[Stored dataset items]

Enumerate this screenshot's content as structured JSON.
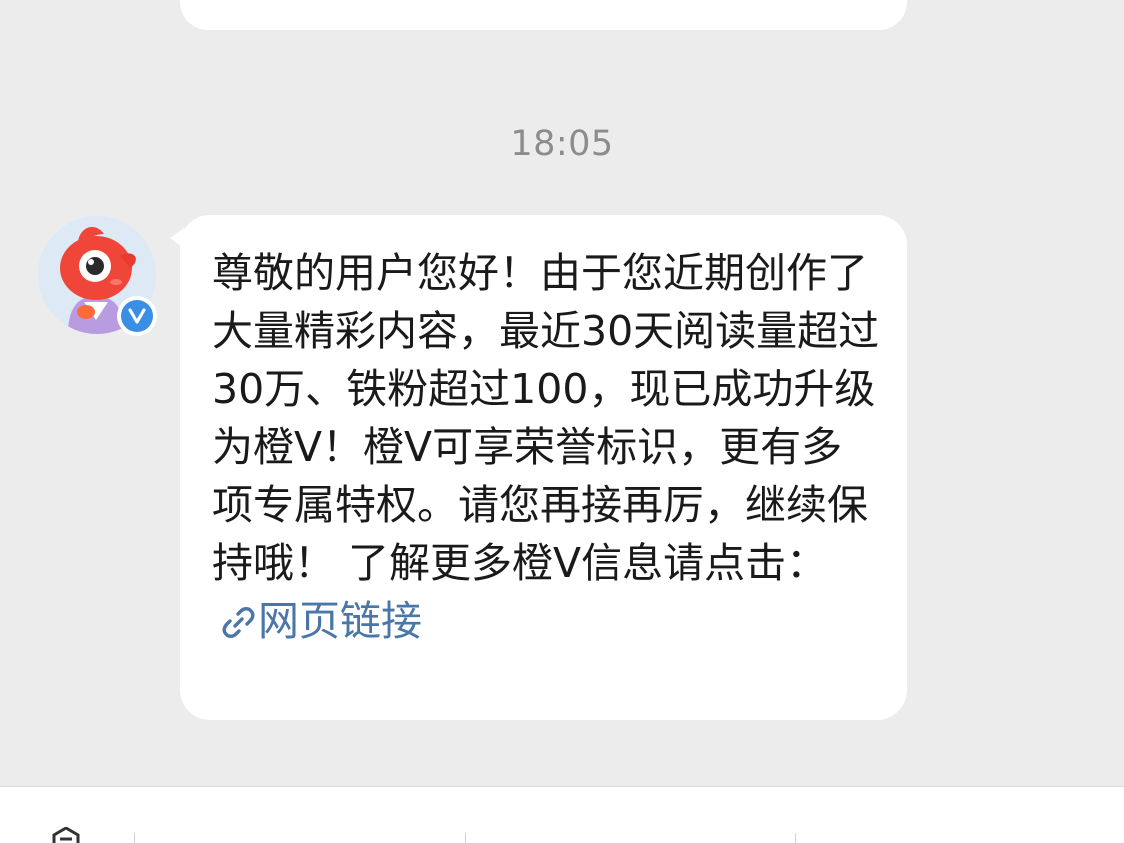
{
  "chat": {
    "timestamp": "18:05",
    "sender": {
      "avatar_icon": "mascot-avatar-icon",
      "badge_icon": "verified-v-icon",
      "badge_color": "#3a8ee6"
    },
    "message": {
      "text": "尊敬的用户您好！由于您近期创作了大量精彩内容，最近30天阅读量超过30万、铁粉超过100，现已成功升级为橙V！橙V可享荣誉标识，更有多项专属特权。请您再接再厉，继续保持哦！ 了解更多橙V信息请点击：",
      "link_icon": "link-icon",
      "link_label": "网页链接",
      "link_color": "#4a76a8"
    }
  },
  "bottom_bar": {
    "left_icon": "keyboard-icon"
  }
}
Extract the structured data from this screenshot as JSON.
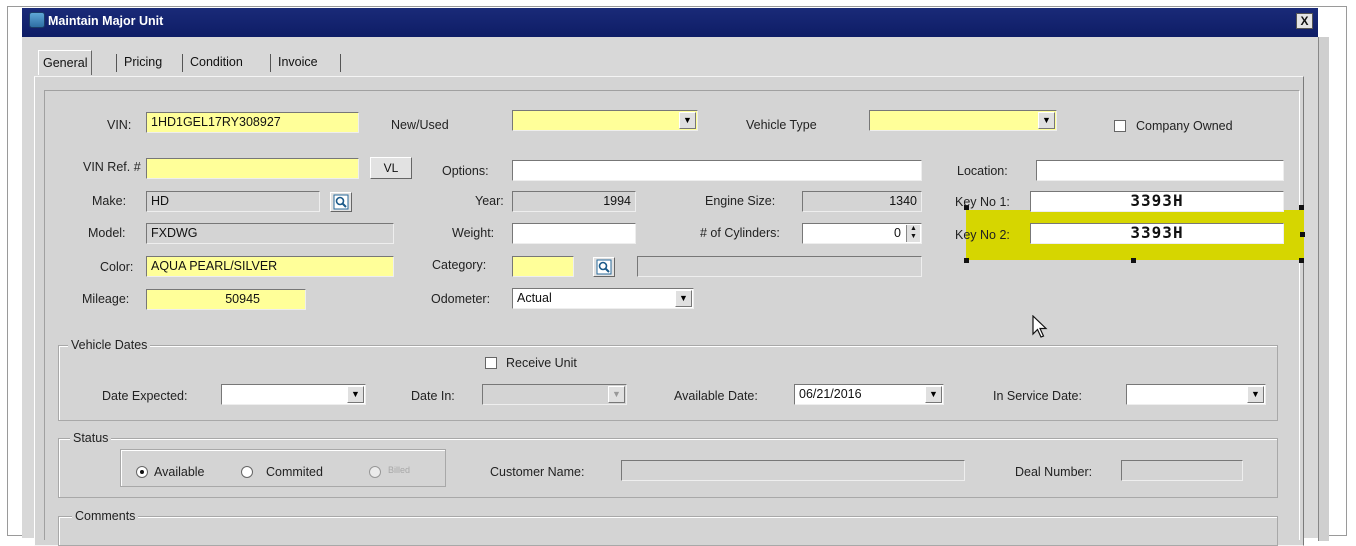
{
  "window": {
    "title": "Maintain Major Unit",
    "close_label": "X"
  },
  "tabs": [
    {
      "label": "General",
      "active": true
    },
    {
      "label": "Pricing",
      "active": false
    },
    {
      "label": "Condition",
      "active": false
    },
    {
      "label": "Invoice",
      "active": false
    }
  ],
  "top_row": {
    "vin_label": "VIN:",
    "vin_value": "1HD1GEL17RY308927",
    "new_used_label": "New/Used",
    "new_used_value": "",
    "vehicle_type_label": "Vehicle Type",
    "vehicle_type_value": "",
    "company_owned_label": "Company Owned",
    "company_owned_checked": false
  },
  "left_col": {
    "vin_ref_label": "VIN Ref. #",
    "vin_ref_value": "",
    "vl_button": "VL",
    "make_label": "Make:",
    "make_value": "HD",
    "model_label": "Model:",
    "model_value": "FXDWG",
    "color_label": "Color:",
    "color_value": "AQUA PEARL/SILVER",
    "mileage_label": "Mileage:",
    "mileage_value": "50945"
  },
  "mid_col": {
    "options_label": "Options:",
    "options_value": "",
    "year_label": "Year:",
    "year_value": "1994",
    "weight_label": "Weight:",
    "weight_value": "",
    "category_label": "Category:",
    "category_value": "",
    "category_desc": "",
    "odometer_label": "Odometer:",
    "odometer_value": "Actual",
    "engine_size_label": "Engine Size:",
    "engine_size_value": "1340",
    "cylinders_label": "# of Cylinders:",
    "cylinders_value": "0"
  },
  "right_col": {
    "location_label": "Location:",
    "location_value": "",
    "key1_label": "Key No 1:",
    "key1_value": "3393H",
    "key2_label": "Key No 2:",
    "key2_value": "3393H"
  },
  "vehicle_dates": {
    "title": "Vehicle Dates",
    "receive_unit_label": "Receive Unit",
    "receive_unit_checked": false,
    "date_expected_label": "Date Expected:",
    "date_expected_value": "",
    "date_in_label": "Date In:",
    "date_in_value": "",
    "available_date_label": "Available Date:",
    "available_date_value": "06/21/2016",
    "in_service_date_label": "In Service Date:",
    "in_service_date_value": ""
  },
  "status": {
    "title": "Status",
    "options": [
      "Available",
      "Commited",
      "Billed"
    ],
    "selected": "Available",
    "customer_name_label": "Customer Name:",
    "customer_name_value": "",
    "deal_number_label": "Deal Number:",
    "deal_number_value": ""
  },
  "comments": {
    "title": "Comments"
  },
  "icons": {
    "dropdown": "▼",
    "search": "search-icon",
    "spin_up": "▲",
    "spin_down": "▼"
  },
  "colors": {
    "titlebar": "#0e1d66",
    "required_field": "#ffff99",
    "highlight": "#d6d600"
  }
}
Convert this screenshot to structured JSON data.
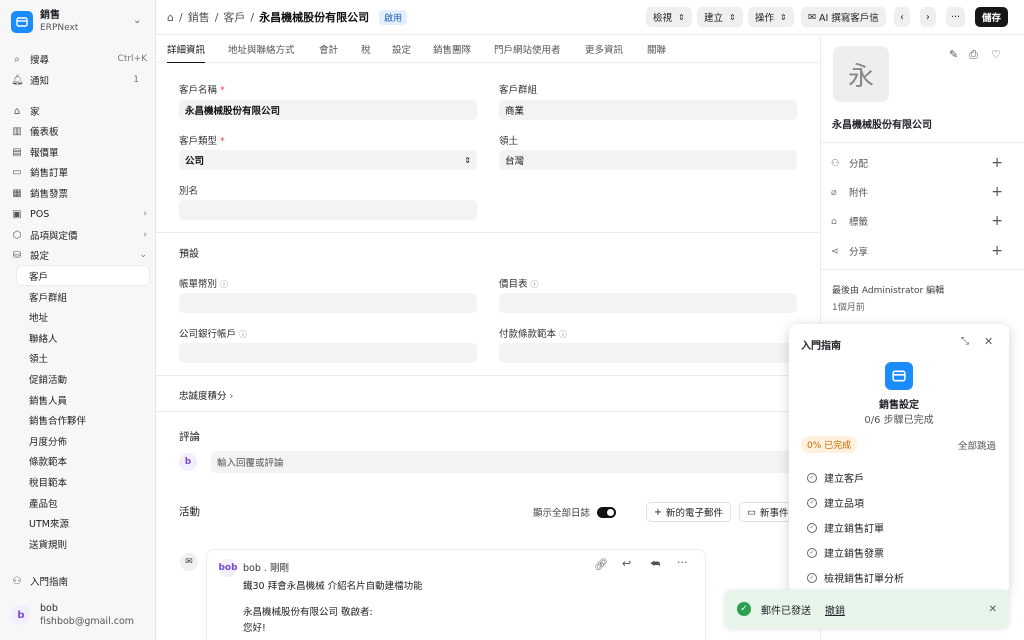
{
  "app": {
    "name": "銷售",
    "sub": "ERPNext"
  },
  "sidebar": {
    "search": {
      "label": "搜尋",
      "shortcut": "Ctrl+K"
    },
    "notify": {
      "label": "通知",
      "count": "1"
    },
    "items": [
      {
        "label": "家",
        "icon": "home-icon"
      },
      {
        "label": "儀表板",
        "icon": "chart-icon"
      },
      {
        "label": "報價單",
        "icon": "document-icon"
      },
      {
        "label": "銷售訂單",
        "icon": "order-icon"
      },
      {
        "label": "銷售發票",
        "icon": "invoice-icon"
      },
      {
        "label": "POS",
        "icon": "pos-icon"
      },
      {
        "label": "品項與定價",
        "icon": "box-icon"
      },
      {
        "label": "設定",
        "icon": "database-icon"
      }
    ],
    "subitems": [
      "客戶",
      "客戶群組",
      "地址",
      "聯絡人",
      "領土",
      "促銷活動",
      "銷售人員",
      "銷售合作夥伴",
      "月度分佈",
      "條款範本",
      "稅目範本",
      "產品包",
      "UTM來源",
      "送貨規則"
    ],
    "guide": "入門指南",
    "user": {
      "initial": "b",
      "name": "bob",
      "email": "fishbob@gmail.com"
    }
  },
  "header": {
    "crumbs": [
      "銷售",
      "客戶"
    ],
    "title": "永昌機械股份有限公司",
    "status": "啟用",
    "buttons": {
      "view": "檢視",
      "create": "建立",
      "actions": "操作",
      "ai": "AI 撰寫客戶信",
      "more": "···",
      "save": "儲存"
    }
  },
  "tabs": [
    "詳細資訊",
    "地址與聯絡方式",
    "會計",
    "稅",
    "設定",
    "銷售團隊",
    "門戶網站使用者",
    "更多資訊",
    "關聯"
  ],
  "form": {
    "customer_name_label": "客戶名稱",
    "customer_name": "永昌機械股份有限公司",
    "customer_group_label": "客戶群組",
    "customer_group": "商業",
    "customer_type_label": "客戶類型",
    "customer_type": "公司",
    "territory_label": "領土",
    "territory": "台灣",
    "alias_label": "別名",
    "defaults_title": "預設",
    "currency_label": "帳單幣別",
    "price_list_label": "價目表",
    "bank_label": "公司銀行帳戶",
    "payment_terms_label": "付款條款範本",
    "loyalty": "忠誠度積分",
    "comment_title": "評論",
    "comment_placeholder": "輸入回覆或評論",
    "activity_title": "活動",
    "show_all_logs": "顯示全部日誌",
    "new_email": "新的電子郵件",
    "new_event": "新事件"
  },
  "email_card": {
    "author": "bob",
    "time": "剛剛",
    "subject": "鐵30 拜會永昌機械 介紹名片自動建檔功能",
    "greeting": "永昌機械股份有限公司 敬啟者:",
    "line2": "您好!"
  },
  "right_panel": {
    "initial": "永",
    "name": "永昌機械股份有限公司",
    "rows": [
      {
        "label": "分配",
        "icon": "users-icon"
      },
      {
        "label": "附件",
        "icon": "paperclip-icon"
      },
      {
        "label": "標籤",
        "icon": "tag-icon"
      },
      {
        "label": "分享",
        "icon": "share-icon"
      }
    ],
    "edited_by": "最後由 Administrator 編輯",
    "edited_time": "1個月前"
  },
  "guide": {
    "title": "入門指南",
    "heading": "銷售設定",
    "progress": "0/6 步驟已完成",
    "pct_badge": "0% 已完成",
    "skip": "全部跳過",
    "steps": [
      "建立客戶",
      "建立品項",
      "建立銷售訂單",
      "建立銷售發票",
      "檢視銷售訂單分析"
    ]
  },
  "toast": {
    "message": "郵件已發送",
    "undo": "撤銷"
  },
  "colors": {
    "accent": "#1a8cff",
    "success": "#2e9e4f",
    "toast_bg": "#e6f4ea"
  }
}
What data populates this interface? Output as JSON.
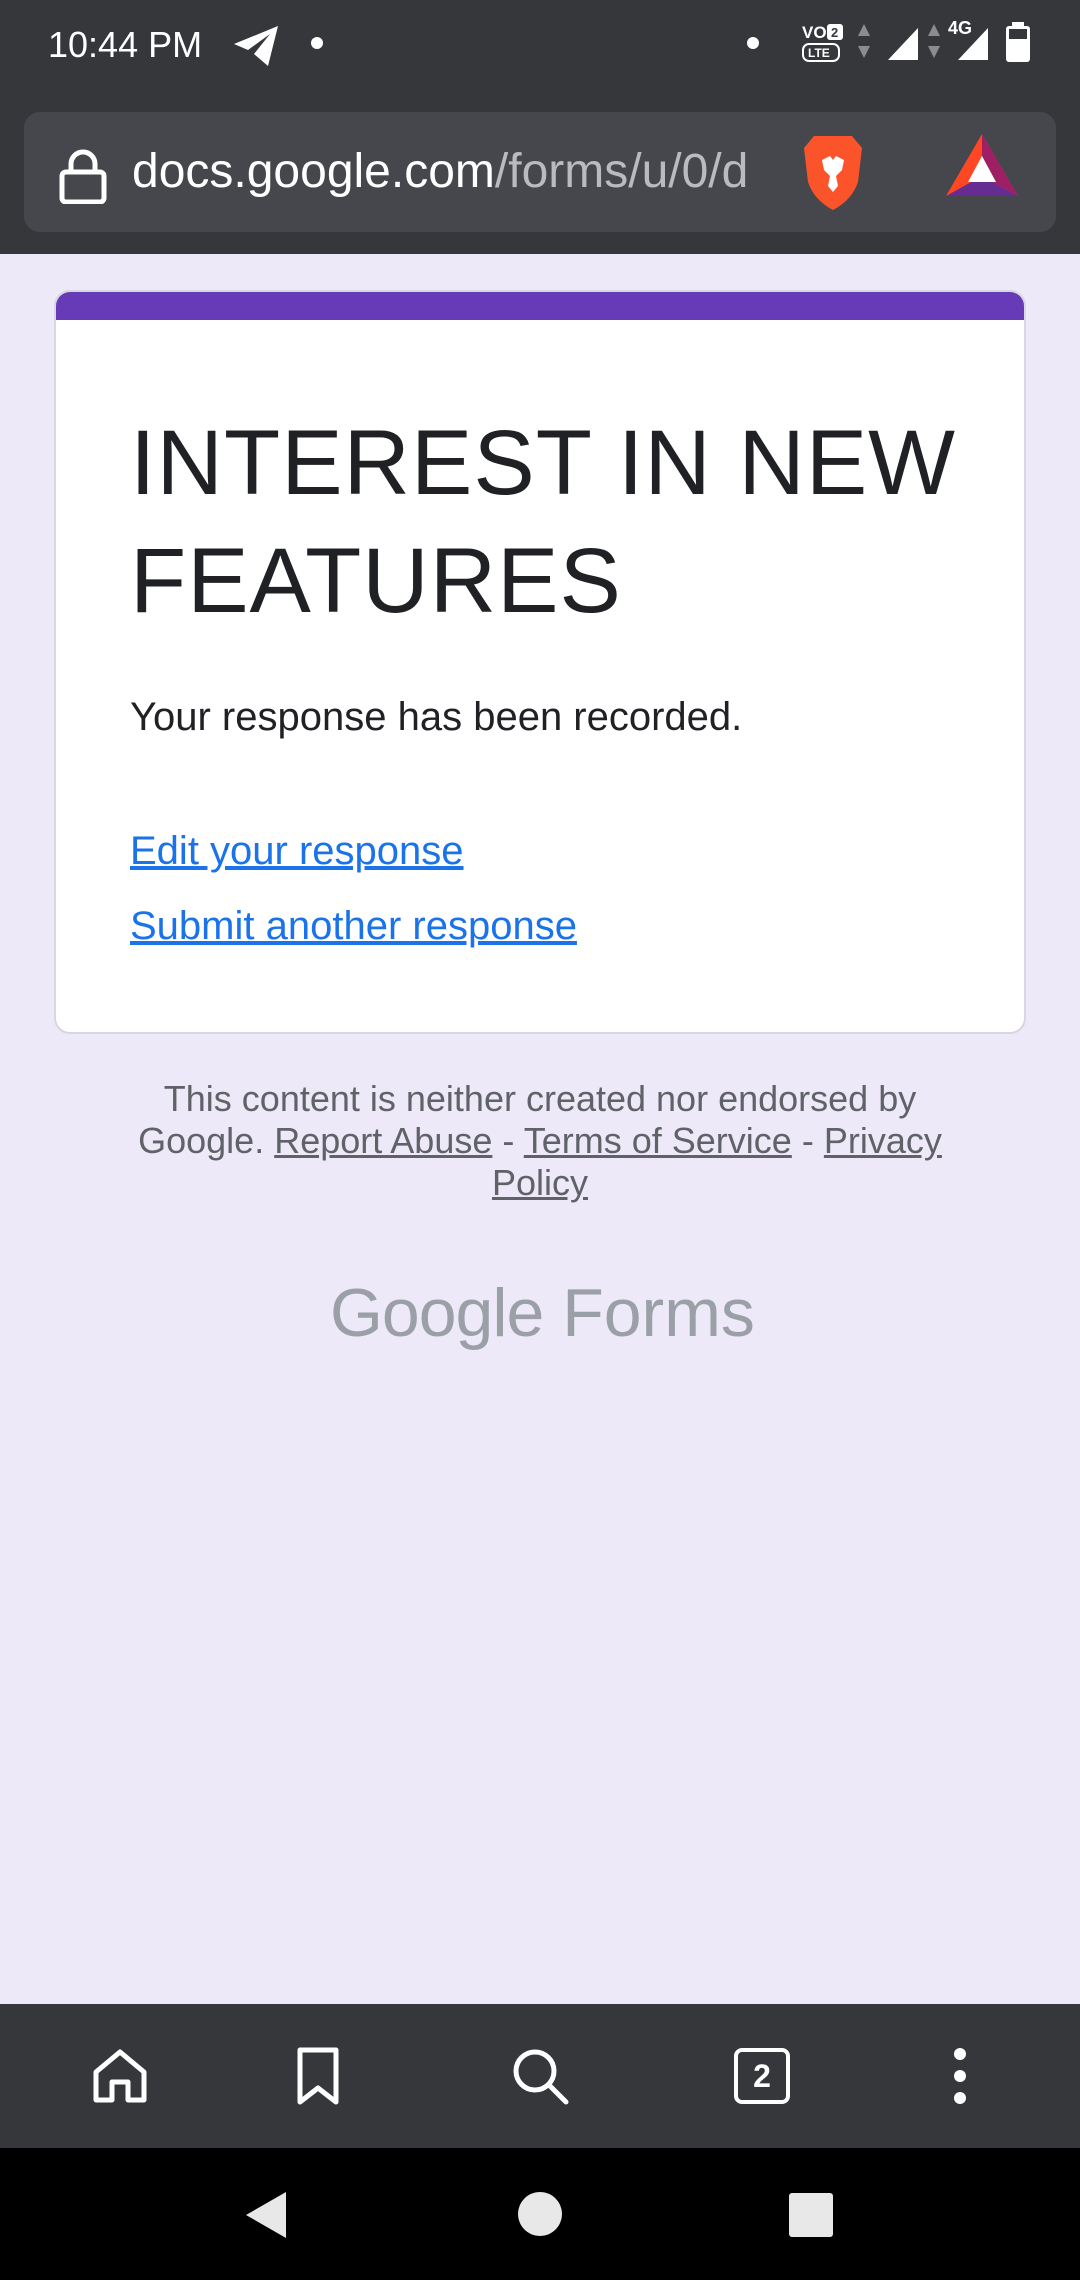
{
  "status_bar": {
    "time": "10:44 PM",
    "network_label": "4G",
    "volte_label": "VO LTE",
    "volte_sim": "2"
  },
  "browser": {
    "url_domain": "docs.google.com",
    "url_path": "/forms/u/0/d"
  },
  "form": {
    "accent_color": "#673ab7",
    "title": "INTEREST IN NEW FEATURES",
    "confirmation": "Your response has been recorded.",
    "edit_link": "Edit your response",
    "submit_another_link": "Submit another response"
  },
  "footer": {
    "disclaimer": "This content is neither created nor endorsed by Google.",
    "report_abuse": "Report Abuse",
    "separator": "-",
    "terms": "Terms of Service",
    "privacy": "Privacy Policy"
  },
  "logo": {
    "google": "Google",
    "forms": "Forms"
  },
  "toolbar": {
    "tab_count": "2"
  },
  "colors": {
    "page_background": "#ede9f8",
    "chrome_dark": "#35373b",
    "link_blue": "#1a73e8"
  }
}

◆ Objective ◆
Return verbatim every line from the line containing "What data populates" to the last line of the entries above, inclusive, and leave out the pictures.

◆ Answer below ◆
What data populates this interface? Output as JSON.
{
  "status_bar": {
    "time": "10:44 PM",
    "network_label": "4G",
    "volte_label": "VO LTE",
    "volte_sim": "2"
  },
  "browser": {
    "url_domain": "docs.google.com",
    "url_path": "/forms/u/0/d"
  },
  "form": {
    "accent_color": "#673ab7",
    "title": "INTEREST IN NEW FEATURES",
    "confirmation": "Your response has been recorded.",
    "edit_link": "Edit your response",
    "submit_another_link": "Submit another response"
  },
  "footer": {
    "disclaimer": "This content is neither created nor endorsed by Google.",
    "report_abuse": "Report Abuse",
    "separator": "-",
    "terms": "Terms of Service",
    "privacy": "Privacy Policy"
  },
  "logo": {
    "google": "Google",
    "forms": "Forms"
  },
  "toolbar": {
    "tab_count": "2"
  },
  "colors": {
    "page_background": "#ede9f8",
    "chrome_dark": "#35373b",
    "link_blue": "#1a73e8"
  }
}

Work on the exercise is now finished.